DATASET EXCERPTS
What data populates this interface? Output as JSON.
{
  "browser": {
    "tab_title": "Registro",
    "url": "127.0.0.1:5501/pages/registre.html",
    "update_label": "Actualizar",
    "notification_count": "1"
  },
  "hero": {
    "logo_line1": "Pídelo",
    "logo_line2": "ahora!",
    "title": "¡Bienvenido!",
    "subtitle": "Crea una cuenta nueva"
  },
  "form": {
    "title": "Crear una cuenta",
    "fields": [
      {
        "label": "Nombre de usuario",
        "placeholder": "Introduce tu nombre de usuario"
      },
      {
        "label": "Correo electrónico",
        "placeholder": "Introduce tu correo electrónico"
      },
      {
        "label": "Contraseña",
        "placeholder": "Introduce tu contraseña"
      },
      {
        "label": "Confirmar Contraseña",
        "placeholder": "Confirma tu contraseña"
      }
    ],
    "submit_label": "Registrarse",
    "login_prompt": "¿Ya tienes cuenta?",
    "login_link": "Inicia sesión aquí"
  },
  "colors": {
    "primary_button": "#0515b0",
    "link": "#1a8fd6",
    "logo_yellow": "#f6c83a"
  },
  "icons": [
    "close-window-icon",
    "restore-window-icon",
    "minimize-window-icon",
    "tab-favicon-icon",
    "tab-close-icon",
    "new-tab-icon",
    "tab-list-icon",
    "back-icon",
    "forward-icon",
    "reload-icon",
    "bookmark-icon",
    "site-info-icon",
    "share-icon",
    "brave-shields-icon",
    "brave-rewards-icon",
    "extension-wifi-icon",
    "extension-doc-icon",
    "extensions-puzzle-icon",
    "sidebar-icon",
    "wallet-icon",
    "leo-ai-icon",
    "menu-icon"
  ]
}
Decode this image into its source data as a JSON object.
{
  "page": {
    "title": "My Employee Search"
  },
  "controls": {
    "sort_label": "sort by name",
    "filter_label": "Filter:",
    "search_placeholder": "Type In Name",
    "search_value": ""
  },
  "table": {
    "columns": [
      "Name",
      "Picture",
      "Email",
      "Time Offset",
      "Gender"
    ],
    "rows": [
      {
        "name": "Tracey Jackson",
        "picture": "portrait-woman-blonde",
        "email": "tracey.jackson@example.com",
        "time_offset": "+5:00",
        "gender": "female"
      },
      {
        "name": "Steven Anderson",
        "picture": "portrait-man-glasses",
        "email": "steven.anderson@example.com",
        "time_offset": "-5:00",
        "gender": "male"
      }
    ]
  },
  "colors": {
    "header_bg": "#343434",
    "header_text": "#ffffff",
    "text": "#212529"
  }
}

WHAT TO WORK ON
Find the lines above holding the word "usuario" and show them.

SOLVED PROBLEM
        "label": "Nombre de usuario",
        "placeholder": "Introduce tu nombre de usuario"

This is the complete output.